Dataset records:
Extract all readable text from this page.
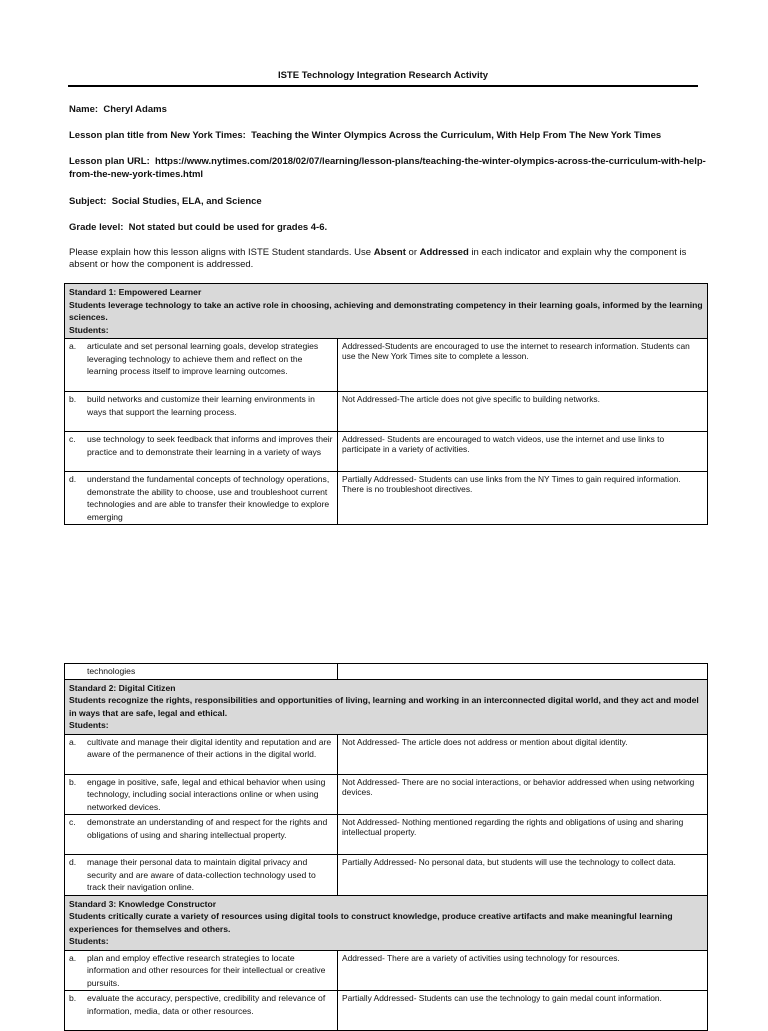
ISTE Technology Integration Research Activity
Name: Cheryl Adams
Lesson plan title from New York Times: Teaching the Winter Olympics Across the Curriculum, With Help From The New York Times
Lesson plan URL: https://www.nytimes.com/2018/02/07/learning/lesson-plans/teaching-the-winter-olympics-across-the-curriculum-with-help-from-the-new-york-times.html
Subject: Social Studies, ELA, and Science
Grade level: Not stated but could be used for grades 4-6.
Please explain how this lesson aligns with ISTE Student standards. Use Absent or Addressed in each indicator and explain why the component is absent or how the component is addressed.
Standard 1: Empowered Learner
Students leverage technology to take an active role in choosing, achieving and demonstrating competency in their learning goals, informed by the learning sciences.
Students:	

a. articulate and set personal learning goals, develop strategies leveraging technology to achieve them and reflect on the learning process itself to improve learning outcomes.	Addressed-Students are encouraged to use the internet to research information. Students can use the New York Times site to complete a lesson.

b. build networks and customize their learning environments in ways that support the learning process.	Not Addressed-The article does not give specific to building networks.

c. use technology to seek feedback that informs and improves their practice and to demonstrate their learning in a variety of ways	Addressed- Students are encouraged to watch videos, use the internet and use links to participate in a variety of activities.

d. understand the fundamental concepts of technology operations, demonstrate the ability to choose, use and troubleshoot current technologies and are able to transfer their knowledge to explore emerging	Partially Addressed- Students can use links from the NY Times to gain required information. There is no troubleshoot directives.
technologies	

Standard 2: Digital Citizen
Students recognize the rights, responsibilities and opportunities of living, learning and working in an interconnected digital world, and they act and model in ways that are safe, legal and ethical.
Students:	

a. cultivate and manage their digital identity and reputation and are aware of the permanence of their actions in the digital world.	Not Addressed- The article does not address or mention about digital identity.

b. engage in positive, safe, legal and ethical behavior when using technology, including social interactions online or when using networked devices.	Not Addressed- There are no social interactions, or behavior addressed when using networking devices.

c. demonstrate an understanding of and respect for the rights and obligations of using and sharing intellectual property.	Not Addressed- Nothing mentioned regarding the rights and obligations of using and sharing intellectual property.

d. manage their personal data to maintain digital privacy and security and are aware of data-collection technology used to track their navigation online.	Partially Addressed- No personal data, but students will use the technology to collect data.

Standard 3: Knowledge Constructor
Students critically curate a variety of resources using digital tools to construct knowledge, produce creative artifacts and make meaningful learning experiences for themselves and others.
Students:	

a. plan and employ effective research strategies to locate information and other resources for their intellectual or creative pursuits.	Addressed- There are a variety of activities using technology for resources.

b. evaluate the accuracy, perspective, credibility and relevance of information, media, data or other resources.	Partially Addressed- Students can use the technology to gain medal count information.
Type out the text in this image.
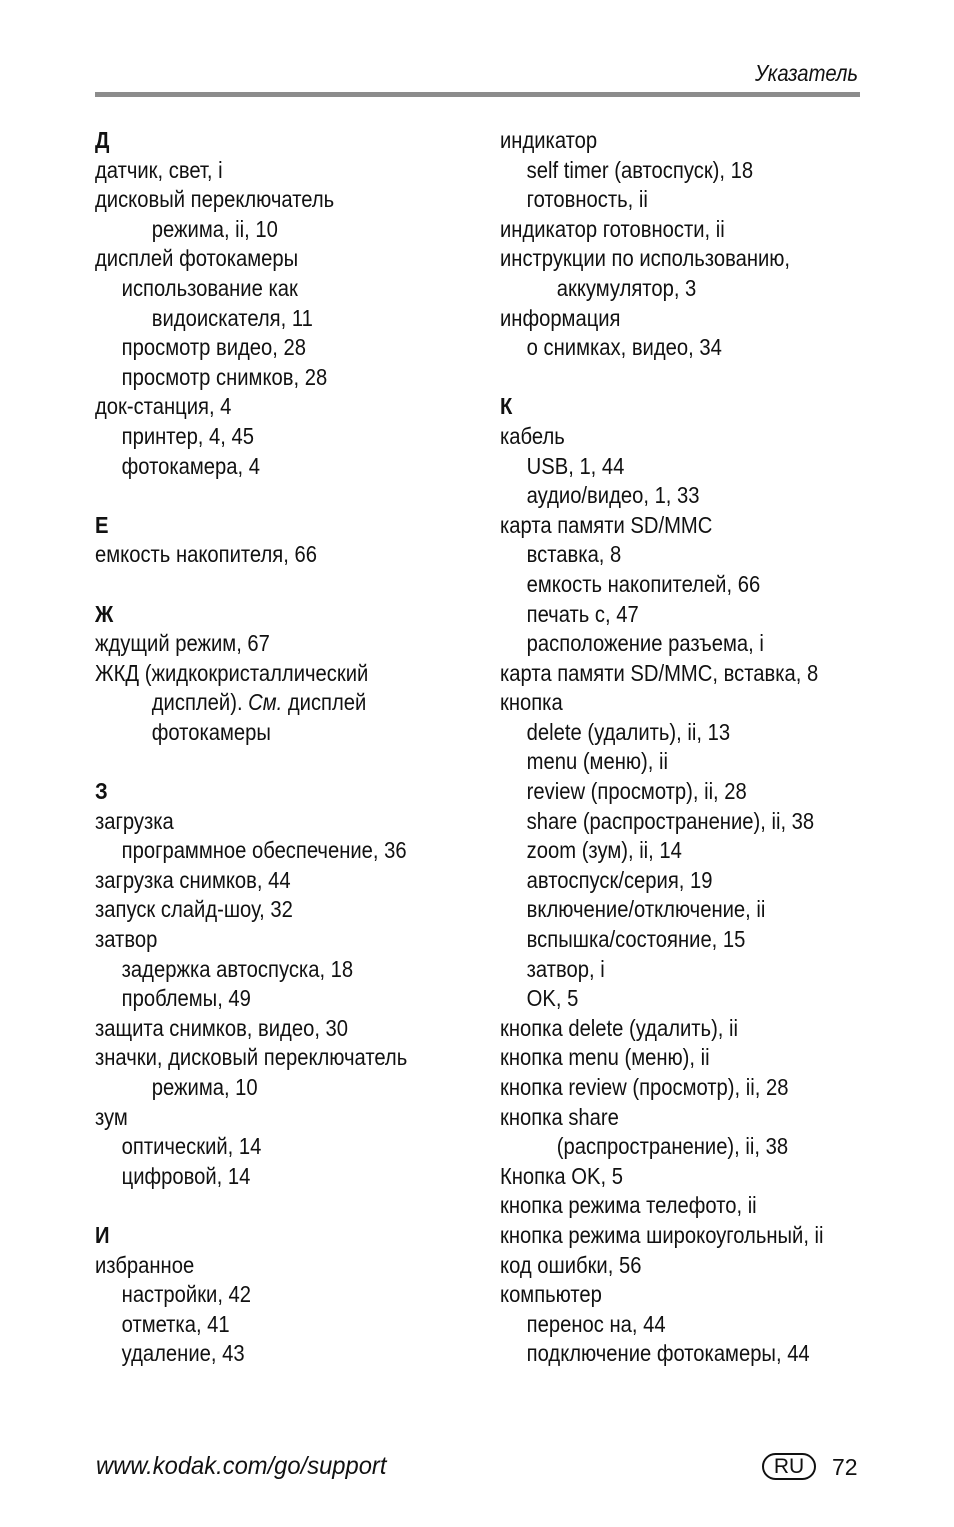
Указатель
Д
датчик, свет, i
дисковый переключатель
режима, ii, 10
дисплей фотокамеры
использование как
видоискателя, 11
просмотр видео, 28
просмотр снимков, 28
док-станция, 4
принтер, 4, 45
фотокамера, 4
Е
емкость накопителя, 66
Ж
ждущий режим, 67
ЖКД (жидкокристаллический
дисплей). См. дисплей
фотокамеры
З
загрузка
программное обеспечение, 36
загрузка снимков, 44
запуск слайд-шоу, 32
затвор
задержка автоспуска, 18
проблемы, 49
защита снимков, видео, 30
значки, дисковый переключатель
режима, 10
зум
оптический, 14
цифровой, 14
И
избранное
настройки, 42
отметка, 41
удаление, 43
индикатор
self timer (автоспуск), 18
готовность, ii
индикатор готовности, ii
инструкции по использованию,
аккумулятор, 3
информация
о снимках, видео, 34
К
кабель
USB, 1, 44
аудио/видео, 1, 33
карта памяти SD/MMC
вставка, 8
емкость накопителей, 66
печать с, 47
расположение разъема, i
карта памяти SD/MMC, вставка, 8
кнопка
delete (удалить), ii, 13
menu (меню), ii
review (просмотр), ii, 28
share (распространение), ii, 38
zoom (зум), ii, 14
автоспуск/серия, 19
включение/отключение, ii
вспышка/состояние, 15
затвор, i
OK, 5
кнопка delete (удалить), ii
кнопка menu (меню), ii
кнопка review (просмотр), ii, 28
кнопка share
(распространение), ii, 38
Кнопка OK, 5
кнопка режима телефото, ii
кнопка режима широкоугольный, ii
код ошибки, 56
компьютер
перенос на, 44
подключение фотокамеры, 44
www.kodak.com/go/support	RU	72
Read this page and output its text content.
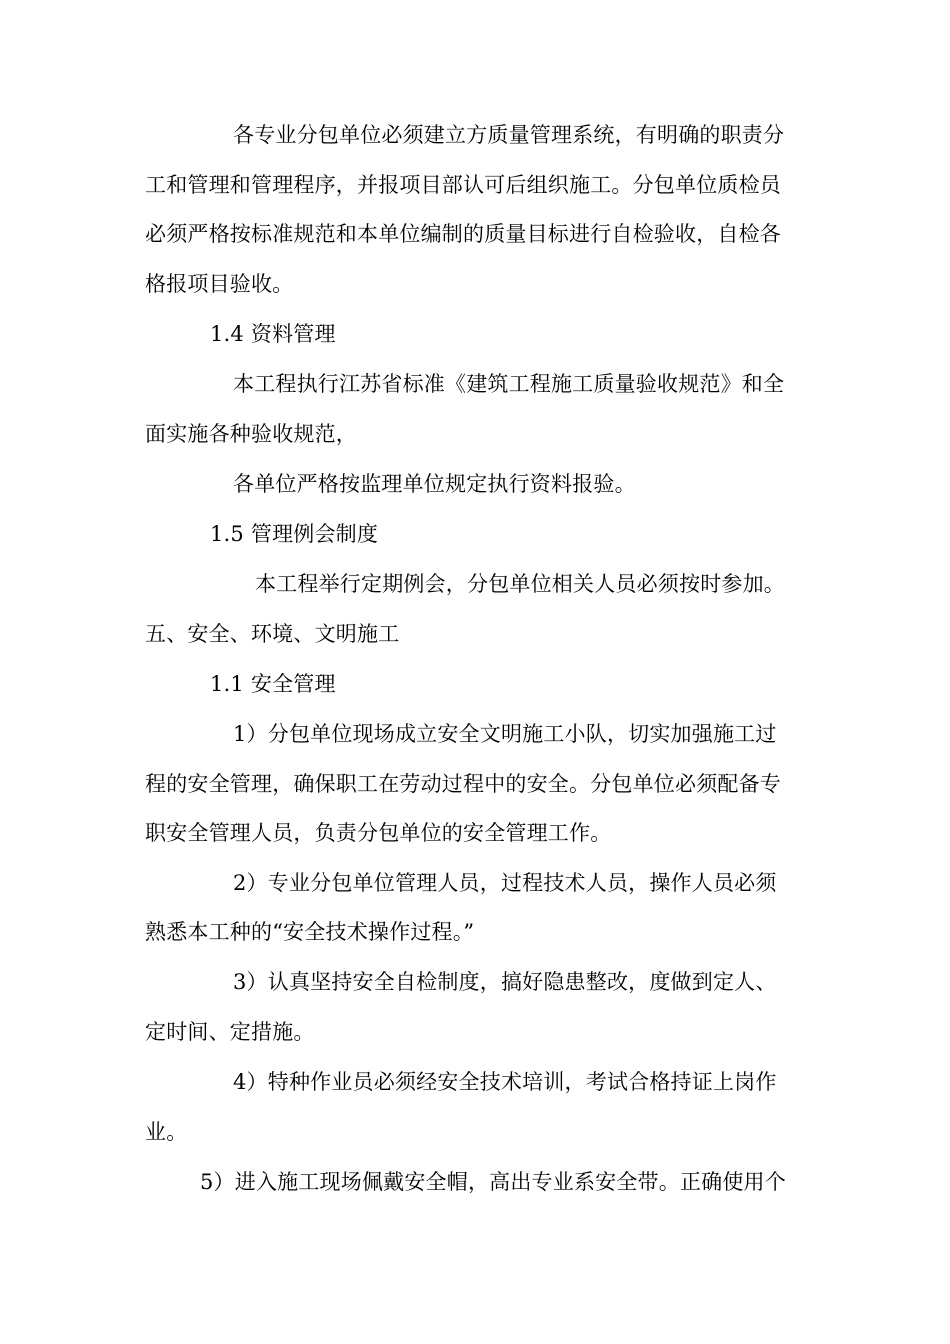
各专业分包单位必须建立方质量管理系统，有明确的职责分
工和管理和管理程序，并报项目部认可后组织施工。分包单位质检员
必须严格按标准规范和本单位编制的质量目标进行自检验收，自检各
格报项目验收。
1.4 资料管理
本工程执行江苏省标准《建筑工程施工质量验收规范》和全
面实施各种验收规范，
各单位严格按监理单位规定执行资料报验。
1.5 管理例会制度
本工程举行定期例会，分包单位相关人员必须按时参加。
五、安全、环境、文明施工
1.1 安全管理
1）分包单位现场成立安全文明施工小队，切实加强施工过
程的安全管理，确保职工在劳动过程中的安全。分包单位必须配备专
职安全管理人员，负责分包单位的安全管理工作。
2）专业分包单位管理人员，过程技术人员，操作人员必须
熟悉本工种的“安全技术操作过程。”
3）认真坚持安全自检制度，搞好隐患整改，度做到定人、
定时间、定措施。
4）特种作业员必须经安全技术培训，考试合格持证上岗作
业。
5）进入施工现场佩戴安全帽，高出专业系安全带。正确使用个
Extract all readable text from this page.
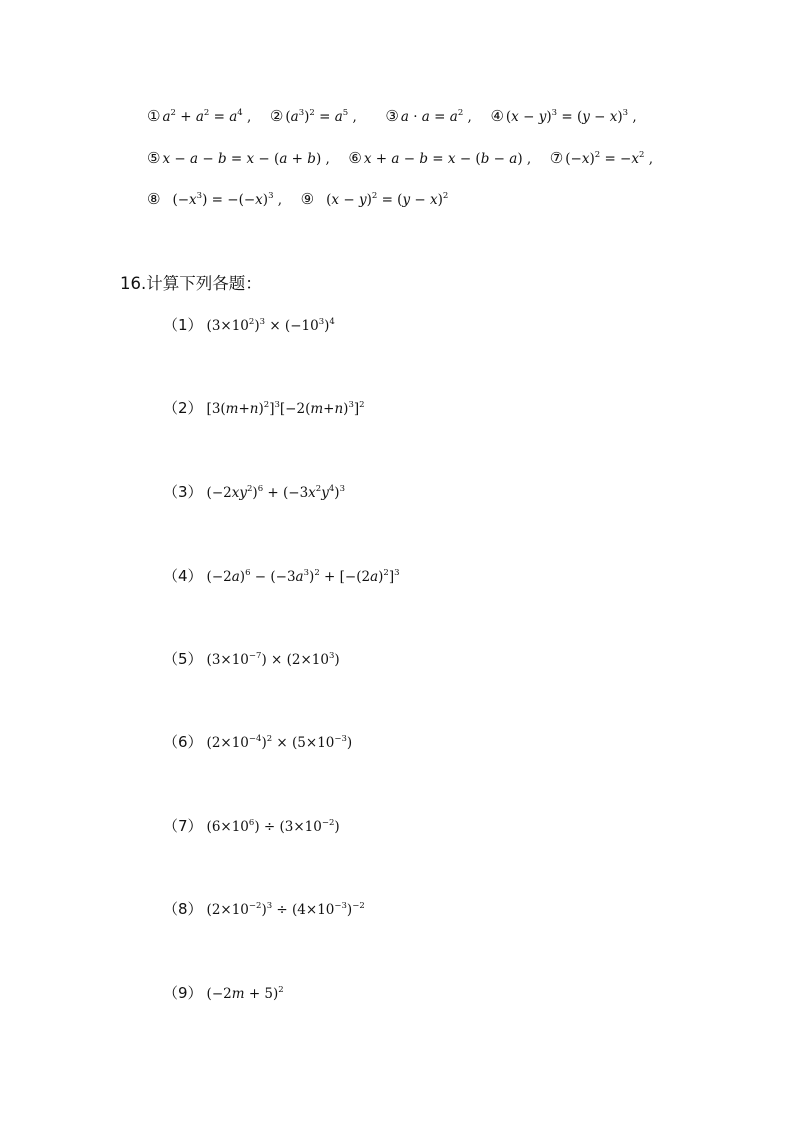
① $a^2 + a^2 = a^4$ , ② $(a^3)^2 = a^5$ , ③ $a \cdot a = a^2$ , ④ $(x - y)^3 = (y - x)^3$ ,
⑤ x − a − b = x − (a + b) , ⑥ x + a − b = x − (b − a) , ⑦ $(-x)^2 = -x^2$ ,
⑧ $(-x^3) = -(-x)^3$ , ⑨ $(x - y)^2 = (y - x)^2$
16.计算下列各题：
（1） $(3\times 10^2)^3 \times (-10^3)^4$
（2） $[3(m+n)^2]^3[-2(m+n)^3]^2$
（3） $(-2xy^2)^6 + (-3x^2y^4)^3$
（4） $(-2a)^6 - (-3a^3)^2 + [-(2a)^2]^3$
（5） $(3\times 10^{-7}) \times (2\times 10^3)$
（6） $(2\times 10^{-4})^2 \times (5\times 10^{-3})$
（7） $(6\times 10^6) \div (3\times 10^{-2})$
（8） $(2\times 10^{-2})^3 \div (4\times 10^{-3})^{-2}$
（9） $(-2m + 5)^2$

TASK DIRECTIONS:
Output precisely the lines in the material above from the line containing "Read this page and output its text content." through its last line, and omit pictures.

TASK RESPONSE:
Read this page and output its text content.
各专业分包单位必须建立方质量管理系统，有明确的职责分
工和管理和管理程序，并报项目部认可后组织施工。分包单位质检员
必须严格按标准规范和本单位编制的质量目标进行自检验收，自检各
格报项目验收。
1.4 资料管理
本工程执行江苏省标准《建筑工程施工质量验收规范》和全
面实施各种验收规范，
各单位严格按监理单位规定执行资料报验。
1.5 管理例会制度
本工程举行定期例会，分包单位相关人员必须按时参加。
五、安全、环境、文明施工
1.1 安全管理
1）分包单位现场成立安全文明施工小队，切实加强施工过
程的安全管理，确保职工在劳动过程中的安全。分包单位必须配备专
职安全管理人员，负责分包单位的安全管理工作。
2）专业分包单位管理人员，过程技术人员，操作人员必须
熟悉本工种的“安全技术操作过程。”
3）认真坚持安全自检制度，搞好隐患整改，度做到定人、
定时间、定措施。
4）特种作业员必须经安全技术培训，考试合格持证上岗作
业。
5）进入施工现场佩戴安全帽，高出专业系安全带。正确使用个
Extract all readable text from this page.
① $a^2 + a^2 = a^4$ , ② $(a^3)^2 = a^5$ , ③ $a \cdot a = a^2$ , ④ $(x - y)^3 = (y - x)^3$ ,
⑤ x − a − b = x − (a + b) , ⑥ x + a − b = x − (b − a) , ⑦ $(-x)^2 = -x^2$ ,
⑧ $(-x^3) = -(-x)^3$ , ⑨ $(x - y)^2 = (y - x)^2$
16.计算下列各题：
（1） $(3\times 10^2)^3 \times (-10^3)^4$
（2） $[3(m+n)^2]^3[-2(m+n)^3]^2$
（3） $(-2xy^2)^6 + (-3x^2y^4)^3$
（4） $(-2a)^6 - (-3a^3)^2 + [-(2a)^2]^3$
（5） $(3\times 10^{-7}) \times (2\times 10^3)$
（6） $(2\times 10^{-4})^2 \times (5\times 10^{-3})$
（7） $(6\times 10^6) \div (3\times 10^{-2})$
（8） $(2\times 10^{-2})^3 \div (4\times 10^{-3})^{-2}$
（9） $(-2m + 5)^2$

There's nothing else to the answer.